Challenge:
Every record below is to be retyped exactly.

Records about charts and figures:
_ _ _ _ _
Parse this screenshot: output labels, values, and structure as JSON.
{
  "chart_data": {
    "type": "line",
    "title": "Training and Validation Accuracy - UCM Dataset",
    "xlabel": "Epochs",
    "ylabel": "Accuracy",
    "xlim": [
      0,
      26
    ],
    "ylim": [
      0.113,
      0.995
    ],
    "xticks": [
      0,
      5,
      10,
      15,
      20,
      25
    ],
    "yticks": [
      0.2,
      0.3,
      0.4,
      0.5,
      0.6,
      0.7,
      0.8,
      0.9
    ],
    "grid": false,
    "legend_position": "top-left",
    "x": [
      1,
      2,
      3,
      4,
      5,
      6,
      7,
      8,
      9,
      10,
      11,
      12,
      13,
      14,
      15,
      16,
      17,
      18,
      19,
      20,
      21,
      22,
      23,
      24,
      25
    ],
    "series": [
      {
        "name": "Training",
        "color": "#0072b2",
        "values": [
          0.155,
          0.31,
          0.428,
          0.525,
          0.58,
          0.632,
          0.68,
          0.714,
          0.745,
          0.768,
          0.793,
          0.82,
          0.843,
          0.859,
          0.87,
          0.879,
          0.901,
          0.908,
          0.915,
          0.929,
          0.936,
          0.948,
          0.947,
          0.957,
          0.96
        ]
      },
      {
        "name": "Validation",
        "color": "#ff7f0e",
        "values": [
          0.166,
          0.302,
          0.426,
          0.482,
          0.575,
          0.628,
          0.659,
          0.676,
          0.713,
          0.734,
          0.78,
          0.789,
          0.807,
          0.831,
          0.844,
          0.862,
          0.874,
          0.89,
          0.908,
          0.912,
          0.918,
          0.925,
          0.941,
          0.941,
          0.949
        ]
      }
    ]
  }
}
_ _ _ _ _
Solution for this problem:
Parse this screenshot: output labels, values, and structure as JSON.
{
  "chart_data": {
    "type": "line",
    "title": "Training and Validation Accuracy - UCM Dataset",
    "xlabel": "Epochs",
    "ylabel": "Accuracy",
    "xlim": [
      0,
      26
    ],
    "ylim": [
      0.113,
      0.995
    ],
    "xticks": [
      0,
      5,
      10,
      15,
      20,
      25
    ],
    "yticks": [
      0.2,
      0.3,
      0.4,
      0.5,
      0.6,
      0.7,
      0.8,
      0.9
    ],
    "grid": false,
    "legend_position": "top-left",
    "x": [
      1,
      2,
      3,
      4,
      5,
      6,
      7,
      8,
      9,
      10,
      11,
      12,
      13,
      14,
      15,
      16,
      17,
      18,
      19,
      20,
      21,
      22,
      23,
      24,
      25
    ],
    "series": [
      {
        "name": "Training",
        "color": "#0072b2",
        "values": [
          0.155,
          0.31,
          0.428,
          0.525,
          0.58,
          0.632,
          0.68,
          0.714,
          0.745,
          0.768,
          0.793,
          0.82,
          0.843,
          0.859,
          0.87,
          0.879,
          0.901,
          0.908,
          0.915,
          0.929,
          0.936,
          0.948,
          0.947,
          0.957,
          0.96
        ]
      },
      {
        "name": "Validation",
        "color": "#ff7f0e",
        "values": [
          0.166,
          0.302,
          0.426,
          0.482,
          0.575,
          0.628,
          0.659,
          0.676,
          0.713,
          0.734,
          0.78,
          0.789,
          0.807,
          0.831,
          0.844,
          0.862,
          0.874,
          0.89,
          0.908,
          0.912,
          0.918,
          0.925,
          0.941,
          0.941,
          0.949
        ]
      }
    ]
  }
}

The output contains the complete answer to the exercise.